- WHAT TO WORK ON: Write out every line of the material as it stands, apart from the pictures.

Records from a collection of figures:
━━━━
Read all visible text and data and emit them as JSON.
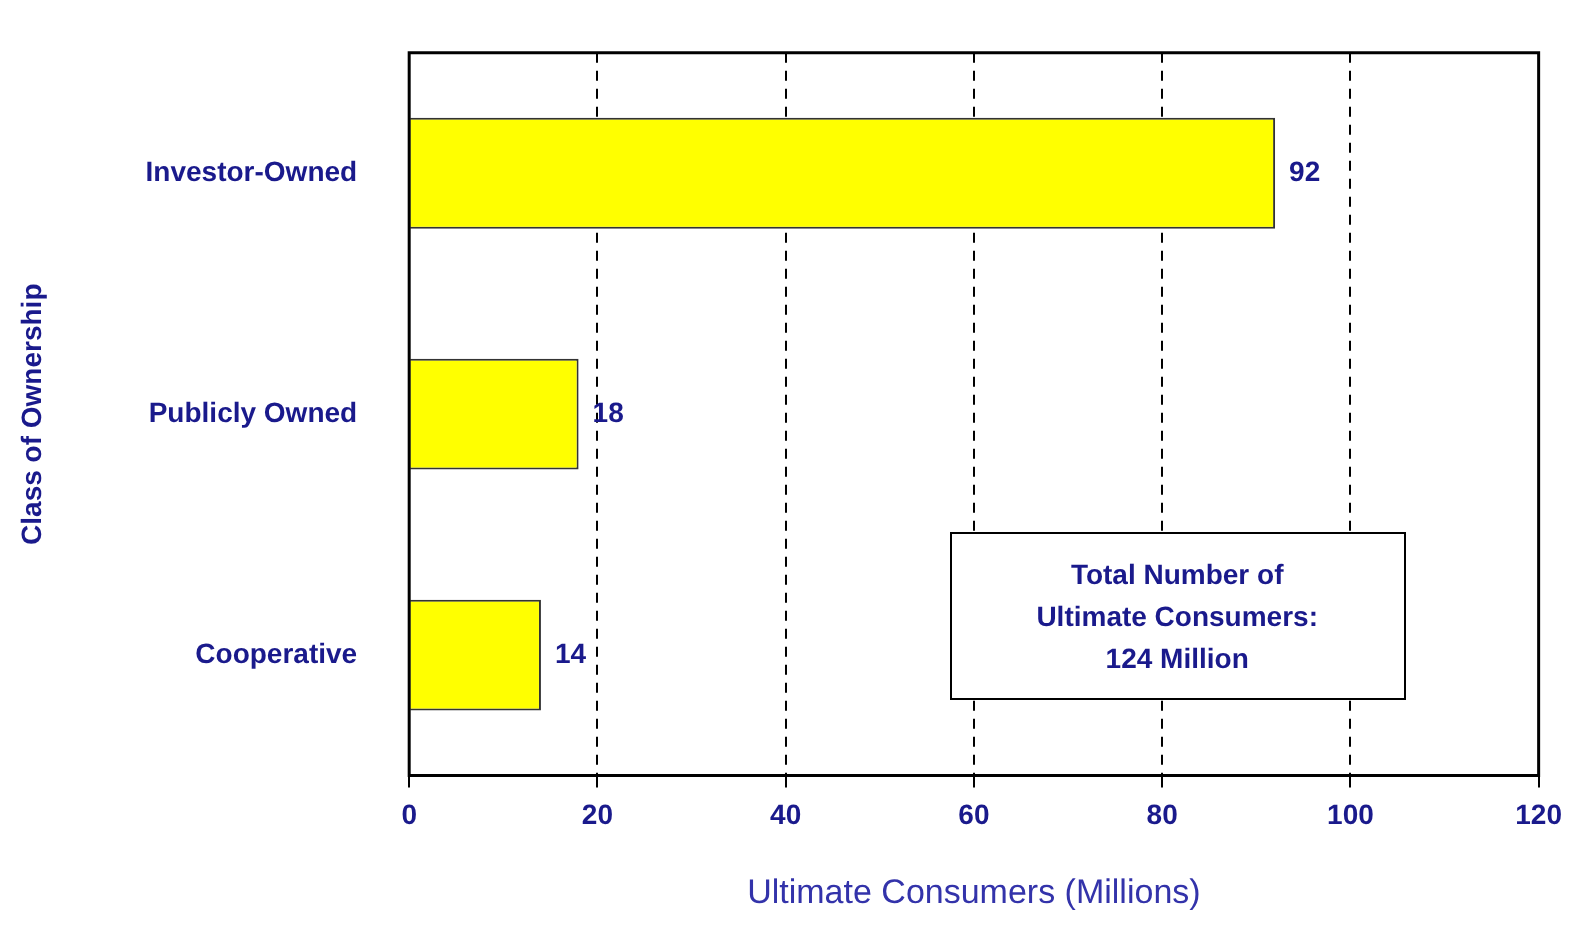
{
  "chart_data": {
    "type": "bar",
    "orientation": "horizontal",
    "categories": [
      "Investor-Owned",
      "Publicly Owned",
      "Cooperative"
    ],
    "values": [
      92,
      18,
      14
    ],
    "color": "#ffff00",
    "xlim": [
      0,
      120
    ],
    "xticks": [
      0,
      20,
      40,
      60,
      80,
      100,
      120
    ],
    "xlabel": "Ultimate Consumers (Millions)",
    "ylabel": "Class of Ownership",
    "grid": "x",
    "line_style": "dashed",
    "data_labels": true,
    "legend": false,
    "annotations": [
      "Total Number of\nUltimate Consumers:\n124 Million"
    ]
  }
}
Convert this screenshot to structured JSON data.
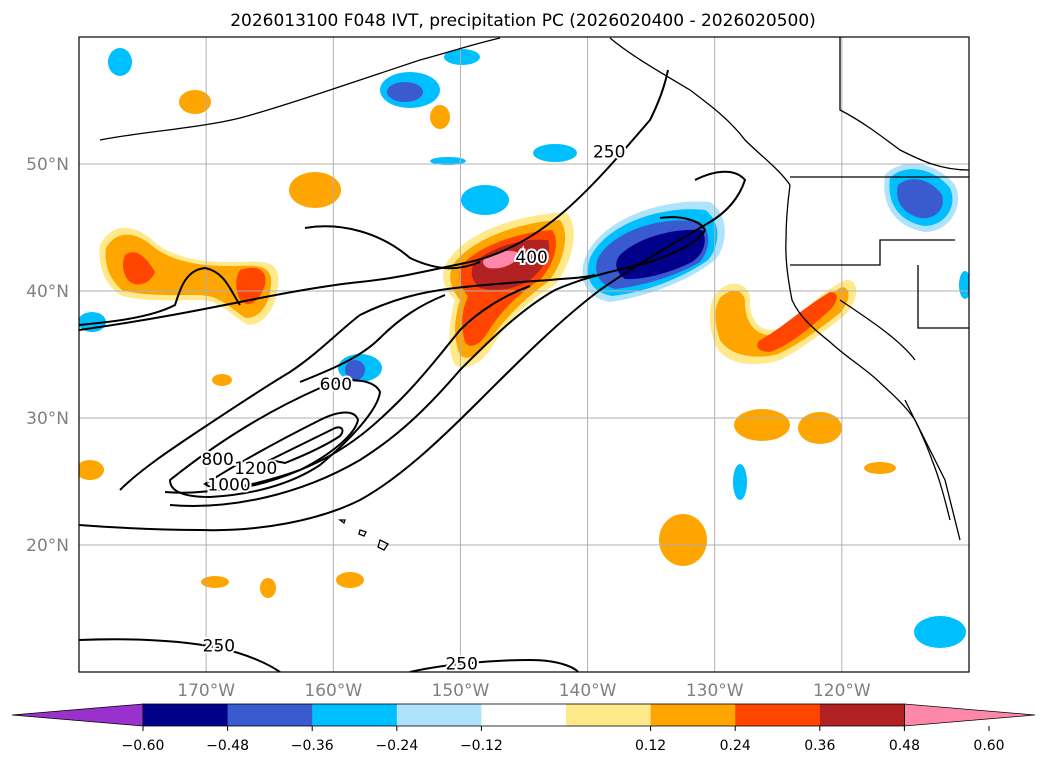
━━━━
- REPLY:
Read all visible text and data and emit them as JSON.
{
  "chart_data": {
    "type": "bar",
    "orientation": "horizontal",
    "categories": [
      "Investor-Owned",
      "Publicly Owned",
      "Cooperative"
    ],
    "values": [
      92,
      18,
      14
    ],
    "color": "#ffff00",
    "xlim": [
      0,
      120
    ],
    "xticks": [
      0,
      20,
      40,
      60,
      80,
      100,
      120
    ],
    "xlabel": "Ultimate Consumers (Millions)",
    "ylabel": "Class of Ownership",
    "grid": "x",
    "line_style": "dashed",
    "data_labels": true,
    "legend": false,
    "annotations": [
      "Total Number of\nUltimate Consumers:\n124 Million"
    ]
  }
}
Convert this screenshot to structured JSON data.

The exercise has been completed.